### [Supplied records]
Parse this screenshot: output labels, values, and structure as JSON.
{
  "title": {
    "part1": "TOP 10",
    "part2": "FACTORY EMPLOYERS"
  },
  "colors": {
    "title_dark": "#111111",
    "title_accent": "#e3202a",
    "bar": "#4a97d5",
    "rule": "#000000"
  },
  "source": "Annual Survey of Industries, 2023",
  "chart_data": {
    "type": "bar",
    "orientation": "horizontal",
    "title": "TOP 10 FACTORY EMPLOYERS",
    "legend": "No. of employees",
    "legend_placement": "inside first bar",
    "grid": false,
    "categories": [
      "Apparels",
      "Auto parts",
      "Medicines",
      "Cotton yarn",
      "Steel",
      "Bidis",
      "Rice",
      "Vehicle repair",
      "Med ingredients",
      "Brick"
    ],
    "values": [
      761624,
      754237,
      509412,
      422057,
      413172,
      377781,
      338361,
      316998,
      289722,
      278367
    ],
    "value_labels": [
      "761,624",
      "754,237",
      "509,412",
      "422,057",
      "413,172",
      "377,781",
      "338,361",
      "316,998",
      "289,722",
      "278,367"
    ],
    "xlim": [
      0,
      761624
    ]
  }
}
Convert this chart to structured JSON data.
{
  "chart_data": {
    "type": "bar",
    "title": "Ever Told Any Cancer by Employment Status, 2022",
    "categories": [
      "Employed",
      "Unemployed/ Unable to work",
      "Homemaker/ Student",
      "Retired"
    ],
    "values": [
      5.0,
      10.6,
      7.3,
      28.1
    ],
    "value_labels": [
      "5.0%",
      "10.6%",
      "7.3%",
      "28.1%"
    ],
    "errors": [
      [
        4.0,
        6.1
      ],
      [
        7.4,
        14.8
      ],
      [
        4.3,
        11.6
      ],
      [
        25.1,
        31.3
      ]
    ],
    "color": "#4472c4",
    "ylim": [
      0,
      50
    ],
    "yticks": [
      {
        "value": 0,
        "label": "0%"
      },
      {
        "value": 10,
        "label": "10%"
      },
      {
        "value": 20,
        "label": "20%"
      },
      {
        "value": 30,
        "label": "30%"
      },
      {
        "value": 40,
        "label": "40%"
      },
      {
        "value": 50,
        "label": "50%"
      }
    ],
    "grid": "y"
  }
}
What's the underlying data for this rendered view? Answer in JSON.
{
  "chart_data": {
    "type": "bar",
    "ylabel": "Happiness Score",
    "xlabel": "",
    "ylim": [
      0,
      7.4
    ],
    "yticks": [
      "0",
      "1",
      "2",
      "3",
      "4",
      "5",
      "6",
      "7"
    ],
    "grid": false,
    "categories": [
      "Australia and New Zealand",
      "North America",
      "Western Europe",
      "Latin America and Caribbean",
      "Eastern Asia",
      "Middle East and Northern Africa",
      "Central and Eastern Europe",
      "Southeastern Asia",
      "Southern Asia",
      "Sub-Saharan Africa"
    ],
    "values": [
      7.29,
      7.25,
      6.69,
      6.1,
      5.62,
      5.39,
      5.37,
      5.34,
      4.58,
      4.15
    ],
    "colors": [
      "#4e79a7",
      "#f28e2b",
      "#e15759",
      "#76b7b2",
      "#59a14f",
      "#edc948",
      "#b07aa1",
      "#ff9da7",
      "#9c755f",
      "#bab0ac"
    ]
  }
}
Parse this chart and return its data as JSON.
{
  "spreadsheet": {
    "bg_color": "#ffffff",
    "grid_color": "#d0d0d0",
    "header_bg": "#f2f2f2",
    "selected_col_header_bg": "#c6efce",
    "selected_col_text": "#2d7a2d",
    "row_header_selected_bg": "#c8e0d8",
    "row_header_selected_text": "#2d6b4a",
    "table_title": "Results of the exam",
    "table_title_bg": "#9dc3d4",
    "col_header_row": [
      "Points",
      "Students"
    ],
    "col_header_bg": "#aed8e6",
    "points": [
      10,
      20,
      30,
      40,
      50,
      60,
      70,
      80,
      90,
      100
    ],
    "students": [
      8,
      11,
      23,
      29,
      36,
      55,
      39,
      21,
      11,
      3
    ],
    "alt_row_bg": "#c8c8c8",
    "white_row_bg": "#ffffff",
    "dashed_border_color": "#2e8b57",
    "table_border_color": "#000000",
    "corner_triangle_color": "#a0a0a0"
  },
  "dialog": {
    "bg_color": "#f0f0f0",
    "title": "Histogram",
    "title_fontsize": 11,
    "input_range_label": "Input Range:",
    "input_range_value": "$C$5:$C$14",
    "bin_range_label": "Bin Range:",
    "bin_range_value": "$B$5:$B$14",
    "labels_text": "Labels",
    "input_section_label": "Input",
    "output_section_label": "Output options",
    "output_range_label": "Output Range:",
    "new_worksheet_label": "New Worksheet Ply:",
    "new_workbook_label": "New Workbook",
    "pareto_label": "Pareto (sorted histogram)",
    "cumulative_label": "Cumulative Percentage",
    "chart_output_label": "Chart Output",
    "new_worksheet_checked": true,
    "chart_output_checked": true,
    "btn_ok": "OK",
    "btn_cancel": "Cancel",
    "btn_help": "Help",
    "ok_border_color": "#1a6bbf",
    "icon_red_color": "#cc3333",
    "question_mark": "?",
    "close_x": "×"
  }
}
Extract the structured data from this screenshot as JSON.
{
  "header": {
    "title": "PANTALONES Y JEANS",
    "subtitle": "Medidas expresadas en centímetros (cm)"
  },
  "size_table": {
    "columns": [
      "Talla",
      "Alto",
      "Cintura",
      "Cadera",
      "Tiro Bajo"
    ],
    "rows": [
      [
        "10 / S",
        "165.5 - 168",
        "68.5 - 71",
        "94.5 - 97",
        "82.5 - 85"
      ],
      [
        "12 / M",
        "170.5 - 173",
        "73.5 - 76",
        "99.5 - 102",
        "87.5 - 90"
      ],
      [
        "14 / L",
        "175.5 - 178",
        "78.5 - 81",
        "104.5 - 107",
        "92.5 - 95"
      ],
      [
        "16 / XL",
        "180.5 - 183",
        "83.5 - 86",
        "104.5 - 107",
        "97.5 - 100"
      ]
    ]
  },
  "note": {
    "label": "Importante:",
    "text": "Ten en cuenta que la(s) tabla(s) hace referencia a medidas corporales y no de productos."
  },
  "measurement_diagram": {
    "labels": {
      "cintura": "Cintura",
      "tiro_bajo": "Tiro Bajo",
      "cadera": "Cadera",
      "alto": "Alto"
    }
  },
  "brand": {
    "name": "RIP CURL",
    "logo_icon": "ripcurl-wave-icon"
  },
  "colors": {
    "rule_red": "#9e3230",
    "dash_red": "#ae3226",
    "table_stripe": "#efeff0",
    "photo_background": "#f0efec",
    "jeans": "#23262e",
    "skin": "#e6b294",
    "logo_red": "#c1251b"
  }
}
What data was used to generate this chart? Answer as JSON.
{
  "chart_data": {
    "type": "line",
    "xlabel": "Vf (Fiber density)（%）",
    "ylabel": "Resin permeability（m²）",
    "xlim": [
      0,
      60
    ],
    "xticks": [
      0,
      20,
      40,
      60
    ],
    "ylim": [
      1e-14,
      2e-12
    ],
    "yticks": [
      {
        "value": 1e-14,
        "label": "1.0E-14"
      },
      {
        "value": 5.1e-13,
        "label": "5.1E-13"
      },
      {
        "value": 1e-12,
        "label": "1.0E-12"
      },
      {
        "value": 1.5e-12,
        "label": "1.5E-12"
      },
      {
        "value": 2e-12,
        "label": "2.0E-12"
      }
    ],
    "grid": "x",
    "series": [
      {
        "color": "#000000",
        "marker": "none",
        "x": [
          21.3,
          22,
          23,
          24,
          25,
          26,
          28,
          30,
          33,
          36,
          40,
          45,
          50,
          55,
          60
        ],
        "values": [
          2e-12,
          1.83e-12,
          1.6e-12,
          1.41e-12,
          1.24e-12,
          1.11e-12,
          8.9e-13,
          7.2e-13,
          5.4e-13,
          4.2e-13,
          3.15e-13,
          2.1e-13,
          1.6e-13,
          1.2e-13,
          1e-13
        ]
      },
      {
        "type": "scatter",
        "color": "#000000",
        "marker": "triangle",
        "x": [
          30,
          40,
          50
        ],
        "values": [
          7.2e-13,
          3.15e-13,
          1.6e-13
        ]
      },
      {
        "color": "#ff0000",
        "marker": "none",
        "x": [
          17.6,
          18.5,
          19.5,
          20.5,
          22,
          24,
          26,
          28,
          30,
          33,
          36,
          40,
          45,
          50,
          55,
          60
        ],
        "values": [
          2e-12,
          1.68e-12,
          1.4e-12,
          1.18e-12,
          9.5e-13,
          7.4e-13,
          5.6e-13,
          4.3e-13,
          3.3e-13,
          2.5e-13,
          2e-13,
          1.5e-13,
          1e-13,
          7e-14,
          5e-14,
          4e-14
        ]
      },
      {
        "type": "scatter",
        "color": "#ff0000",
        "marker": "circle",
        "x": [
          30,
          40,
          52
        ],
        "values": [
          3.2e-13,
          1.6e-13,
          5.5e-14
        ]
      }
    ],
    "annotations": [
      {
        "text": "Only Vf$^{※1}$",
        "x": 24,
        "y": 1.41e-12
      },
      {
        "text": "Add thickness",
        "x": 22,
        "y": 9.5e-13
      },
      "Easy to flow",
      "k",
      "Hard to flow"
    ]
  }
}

### [Set exercise]
In the entries above, count each line with "Africa"; reply with the total only.

### [Problem solution]
2